[Start Data for processing]

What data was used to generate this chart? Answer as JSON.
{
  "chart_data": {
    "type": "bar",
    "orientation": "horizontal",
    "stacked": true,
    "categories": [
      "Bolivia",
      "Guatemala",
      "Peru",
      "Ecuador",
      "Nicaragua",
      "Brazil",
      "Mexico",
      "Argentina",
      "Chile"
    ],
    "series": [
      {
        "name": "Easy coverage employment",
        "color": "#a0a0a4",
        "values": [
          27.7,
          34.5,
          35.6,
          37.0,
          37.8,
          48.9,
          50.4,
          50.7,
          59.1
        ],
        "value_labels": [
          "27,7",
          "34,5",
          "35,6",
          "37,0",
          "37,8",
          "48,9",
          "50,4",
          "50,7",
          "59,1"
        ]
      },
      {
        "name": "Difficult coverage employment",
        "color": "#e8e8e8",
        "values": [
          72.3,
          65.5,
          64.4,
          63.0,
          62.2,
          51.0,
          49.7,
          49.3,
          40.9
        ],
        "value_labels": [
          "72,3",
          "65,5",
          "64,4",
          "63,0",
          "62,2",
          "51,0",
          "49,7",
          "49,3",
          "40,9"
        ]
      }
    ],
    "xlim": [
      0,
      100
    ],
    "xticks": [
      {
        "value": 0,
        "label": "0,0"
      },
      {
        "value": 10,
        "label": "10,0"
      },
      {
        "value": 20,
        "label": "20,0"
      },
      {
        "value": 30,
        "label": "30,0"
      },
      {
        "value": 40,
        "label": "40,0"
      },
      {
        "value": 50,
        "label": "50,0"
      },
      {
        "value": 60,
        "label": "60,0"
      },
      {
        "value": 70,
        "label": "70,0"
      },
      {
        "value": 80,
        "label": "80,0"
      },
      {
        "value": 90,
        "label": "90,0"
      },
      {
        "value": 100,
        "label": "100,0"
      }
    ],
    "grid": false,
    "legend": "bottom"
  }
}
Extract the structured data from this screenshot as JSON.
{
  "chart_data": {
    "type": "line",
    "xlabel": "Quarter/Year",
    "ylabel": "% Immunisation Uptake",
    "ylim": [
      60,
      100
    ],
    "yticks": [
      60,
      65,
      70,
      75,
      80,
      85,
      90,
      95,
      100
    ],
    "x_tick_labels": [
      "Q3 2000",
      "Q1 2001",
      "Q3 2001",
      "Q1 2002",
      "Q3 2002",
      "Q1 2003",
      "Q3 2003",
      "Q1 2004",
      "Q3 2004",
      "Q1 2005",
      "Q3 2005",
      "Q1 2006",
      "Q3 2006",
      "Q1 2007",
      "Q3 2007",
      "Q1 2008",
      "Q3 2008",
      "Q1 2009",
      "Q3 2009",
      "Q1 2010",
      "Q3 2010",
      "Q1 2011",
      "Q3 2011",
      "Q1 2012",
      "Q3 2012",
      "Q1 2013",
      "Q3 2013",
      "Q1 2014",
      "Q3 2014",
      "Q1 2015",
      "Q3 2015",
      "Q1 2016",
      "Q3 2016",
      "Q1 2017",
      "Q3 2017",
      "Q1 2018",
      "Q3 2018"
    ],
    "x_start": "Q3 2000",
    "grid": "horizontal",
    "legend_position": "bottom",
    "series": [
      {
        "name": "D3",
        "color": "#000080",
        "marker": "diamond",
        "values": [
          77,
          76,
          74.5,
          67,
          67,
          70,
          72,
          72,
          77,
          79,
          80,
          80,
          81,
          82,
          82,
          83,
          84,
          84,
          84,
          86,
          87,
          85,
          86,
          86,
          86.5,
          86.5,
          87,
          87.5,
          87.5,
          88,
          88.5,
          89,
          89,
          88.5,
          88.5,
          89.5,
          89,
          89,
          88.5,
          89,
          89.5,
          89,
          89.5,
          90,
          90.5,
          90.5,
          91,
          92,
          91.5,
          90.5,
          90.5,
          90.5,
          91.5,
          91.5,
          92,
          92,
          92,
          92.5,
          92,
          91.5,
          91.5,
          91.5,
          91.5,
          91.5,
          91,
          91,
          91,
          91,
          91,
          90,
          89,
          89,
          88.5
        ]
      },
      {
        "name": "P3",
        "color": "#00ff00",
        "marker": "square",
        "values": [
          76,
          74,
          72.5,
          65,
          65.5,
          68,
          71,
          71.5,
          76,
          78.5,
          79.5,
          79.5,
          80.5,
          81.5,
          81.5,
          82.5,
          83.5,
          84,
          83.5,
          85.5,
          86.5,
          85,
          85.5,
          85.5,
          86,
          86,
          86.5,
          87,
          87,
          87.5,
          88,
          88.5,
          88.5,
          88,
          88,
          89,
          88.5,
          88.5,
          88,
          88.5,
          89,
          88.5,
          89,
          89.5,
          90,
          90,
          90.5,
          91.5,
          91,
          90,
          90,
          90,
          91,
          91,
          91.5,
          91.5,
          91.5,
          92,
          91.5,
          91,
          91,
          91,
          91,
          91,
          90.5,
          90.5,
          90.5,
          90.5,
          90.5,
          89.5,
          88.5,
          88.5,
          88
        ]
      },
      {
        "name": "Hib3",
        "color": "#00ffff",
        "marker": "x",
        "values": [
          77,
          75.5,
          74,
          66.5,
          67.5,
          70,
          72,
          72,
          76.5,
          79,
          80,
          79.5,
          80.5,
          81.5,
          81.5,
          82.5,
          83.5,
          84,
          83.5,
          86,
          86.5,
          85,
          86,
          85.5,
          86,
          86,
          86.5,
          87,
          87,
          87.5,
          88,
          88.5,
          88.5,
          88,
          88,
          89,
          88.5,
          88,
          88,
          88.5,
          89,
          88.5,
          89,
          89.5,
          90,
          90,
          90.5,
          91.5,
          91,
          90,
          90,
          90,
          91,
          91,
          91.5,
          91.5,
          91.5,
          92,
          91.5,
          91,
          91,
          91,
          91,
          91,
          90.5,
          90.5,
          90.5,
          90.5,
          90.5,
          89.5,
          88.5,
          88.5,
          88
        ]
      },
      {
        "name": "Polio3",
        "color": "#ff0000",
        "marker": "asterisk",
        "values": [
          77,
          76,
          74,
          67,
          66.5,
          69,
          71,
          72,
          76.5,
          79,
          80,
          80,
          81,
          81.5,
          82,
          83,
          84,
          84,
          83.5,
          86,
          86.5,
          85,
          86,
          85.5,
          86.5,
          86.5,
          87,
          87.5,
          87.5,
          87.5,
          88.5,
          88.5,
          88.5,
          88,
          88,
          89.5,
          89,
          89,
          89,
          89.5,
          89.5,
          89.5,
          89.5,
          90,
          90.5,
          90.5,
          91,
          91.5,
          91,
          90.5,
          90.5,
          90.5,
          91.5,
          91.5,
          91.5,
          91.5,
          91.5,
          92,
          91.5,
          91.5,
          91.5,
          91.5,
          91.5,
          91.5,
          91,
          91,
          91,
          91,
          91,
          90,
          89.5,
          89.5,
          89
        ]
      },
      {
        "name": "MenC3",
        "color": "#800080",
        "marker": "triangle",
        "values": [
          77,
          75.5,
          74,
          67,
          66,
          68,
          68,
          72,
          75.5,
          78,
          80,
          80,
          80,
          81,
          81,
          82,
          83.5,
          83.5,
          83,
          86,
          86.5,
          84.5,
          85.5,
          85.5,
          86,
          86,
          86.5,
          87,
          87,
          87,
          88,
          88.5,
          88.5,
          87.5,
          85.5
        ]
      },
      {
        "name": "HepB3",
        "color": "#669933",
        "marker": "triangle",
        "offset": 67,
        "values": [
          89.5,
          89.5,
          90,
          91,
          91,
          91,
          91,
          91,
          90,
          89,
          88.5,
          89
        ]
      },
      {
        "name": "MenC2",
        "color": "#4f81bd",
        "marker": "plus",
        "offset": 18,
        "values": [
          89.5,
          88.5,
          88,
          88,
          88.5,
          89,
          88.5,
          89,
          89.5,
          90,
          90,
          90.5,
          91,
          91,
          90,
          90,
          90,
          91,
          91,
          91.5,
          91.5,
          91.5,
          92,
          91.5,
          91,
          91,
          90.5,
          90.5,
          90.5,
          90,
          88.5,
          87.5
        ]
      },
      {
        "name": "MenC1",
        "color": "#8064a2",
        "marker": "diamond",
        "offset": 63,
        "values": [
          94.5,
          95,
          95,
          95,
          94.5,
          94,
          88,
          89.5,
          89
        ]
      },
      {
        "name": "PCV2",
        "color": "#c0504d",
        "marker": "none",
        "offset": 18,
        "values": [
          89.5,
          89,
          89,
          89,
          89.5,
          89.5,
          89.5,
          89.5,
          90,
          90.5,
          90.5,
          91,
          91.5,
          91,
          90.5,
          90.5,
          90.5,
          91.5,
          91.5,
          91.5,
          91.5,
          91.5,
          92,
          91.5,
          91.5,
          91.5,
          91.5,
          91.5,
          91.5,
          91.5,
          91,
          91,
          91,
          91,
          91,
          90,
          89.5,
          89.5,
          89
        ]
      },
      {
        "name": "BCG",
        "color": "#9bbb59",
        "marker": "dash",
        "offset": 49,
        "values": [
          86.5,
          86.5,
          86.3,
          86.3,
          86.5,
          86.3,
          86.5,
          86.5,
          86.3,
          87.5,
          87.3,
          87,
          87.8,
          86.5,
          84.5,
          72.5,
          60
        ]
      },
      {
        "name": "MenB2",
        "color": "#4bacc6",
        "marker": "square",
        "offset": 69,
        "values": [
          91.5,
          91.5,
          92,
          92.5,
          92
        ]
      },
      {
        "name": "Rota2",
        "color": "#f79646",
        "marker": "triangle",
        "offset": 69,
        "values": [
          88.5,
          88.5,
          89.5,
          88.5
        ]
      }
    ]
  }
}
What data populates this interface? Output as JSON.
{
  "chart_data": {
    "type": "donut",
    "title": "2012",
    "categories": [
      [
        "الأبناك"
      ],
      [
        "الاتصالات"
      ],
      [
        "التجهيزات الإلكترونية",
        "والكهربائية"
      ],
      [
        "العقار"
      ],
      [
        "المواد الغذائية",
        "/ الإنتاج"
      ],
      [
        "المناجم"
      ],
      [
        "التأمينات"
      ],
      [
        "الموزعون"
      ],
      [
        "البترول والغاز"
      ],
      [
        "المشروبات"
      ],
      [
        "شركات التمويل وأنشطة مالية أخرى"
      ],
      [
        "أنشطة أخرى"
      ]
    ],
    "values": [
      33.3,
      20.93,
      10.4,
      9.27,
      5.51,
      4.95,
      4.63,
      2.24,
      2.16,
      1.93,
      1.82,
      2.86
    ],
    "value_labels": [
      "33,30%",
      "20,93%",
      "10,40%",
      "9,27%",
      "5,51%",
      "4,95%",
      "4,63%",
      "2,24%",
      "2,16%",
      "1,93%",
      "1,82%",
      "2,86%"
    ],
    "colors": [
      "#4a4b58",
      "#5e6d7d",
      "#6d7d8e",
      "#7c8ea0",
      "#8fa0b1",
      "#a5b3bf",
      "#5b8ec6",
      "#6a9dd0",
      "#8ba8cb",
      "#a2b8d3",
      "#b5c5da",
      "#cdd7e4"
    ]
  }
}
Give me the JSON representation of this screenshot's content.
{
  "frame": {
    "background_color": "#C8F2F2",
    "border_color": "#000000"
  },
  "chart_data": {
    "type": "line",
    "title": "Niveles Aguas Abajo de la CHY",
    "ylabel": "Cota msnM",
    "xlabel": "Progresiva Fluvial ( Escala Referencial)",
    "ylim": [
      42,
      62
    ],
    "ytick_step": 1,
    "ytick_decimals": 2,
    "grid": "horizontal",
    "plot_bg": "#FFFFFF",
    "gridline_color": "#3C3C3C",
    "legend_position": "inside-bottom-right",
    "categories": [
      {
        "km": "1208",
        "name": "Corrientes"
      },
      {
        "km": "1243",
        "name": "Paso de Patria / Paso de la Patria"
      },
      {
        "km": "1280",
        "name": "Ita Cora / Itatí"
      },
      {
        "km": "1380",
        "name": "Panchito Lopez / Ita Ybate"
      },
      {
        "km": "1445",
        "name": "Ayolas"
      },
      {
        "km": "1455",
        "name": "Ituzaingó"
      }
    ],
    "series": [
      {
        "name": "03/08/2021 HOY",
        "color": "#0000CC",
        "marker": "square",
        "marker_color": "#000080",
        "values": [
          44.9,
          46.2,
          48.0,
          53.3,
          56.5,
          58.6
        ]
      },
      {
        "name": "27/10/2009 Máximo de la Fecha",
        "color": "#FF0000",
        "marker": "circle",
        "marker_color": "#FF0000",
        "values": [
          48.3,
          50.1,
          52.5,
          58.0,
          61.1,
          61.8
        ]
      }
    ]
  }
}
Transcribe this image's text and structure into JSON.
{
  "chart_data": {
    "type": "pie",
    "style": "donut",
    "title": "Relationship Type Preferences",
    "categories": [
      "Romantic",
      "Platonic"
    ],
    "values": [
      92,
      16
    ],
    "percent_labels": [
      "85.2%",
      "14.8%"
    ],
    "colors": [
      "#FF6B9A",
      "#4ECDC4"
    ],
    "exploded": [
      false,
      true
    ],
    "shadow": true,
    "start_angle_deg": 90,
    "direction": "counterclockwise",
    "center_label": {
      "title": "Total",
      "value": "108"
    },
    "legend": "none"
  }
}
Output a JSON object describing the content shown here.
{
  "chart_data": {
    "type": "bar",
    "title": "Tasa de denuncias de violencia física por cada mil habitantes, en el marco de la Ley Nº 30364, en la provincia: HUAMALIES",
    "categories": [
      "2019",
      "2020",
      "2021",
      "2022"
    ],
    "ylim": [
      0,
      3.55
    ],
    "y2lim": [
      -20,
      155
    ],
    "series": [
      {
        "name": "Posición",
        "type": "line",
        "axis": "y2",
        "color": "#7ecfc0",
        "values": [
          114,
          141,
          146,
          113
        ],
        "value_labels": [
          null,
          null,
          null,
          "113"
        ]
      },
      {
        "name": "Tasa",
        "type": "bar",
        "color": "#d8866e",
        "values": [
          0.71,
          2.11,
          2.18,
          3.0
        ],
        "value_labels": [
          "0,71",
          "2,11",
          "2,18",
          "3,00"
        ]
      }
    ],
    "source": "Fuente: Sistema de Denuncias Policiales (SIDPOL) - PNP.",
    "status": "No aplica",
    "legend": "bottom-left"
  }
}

[End Data for processing]

__Work to do__.
Using the material above, copy every line in which the string "Tasa" occurs.

__Output__.
    "title": "Tasa de denuncias de violencia física por cada mil habitantes, en el marco de la Ley Nº 30364, en la provincia: HUAMALIES",
        "name": "Tasa",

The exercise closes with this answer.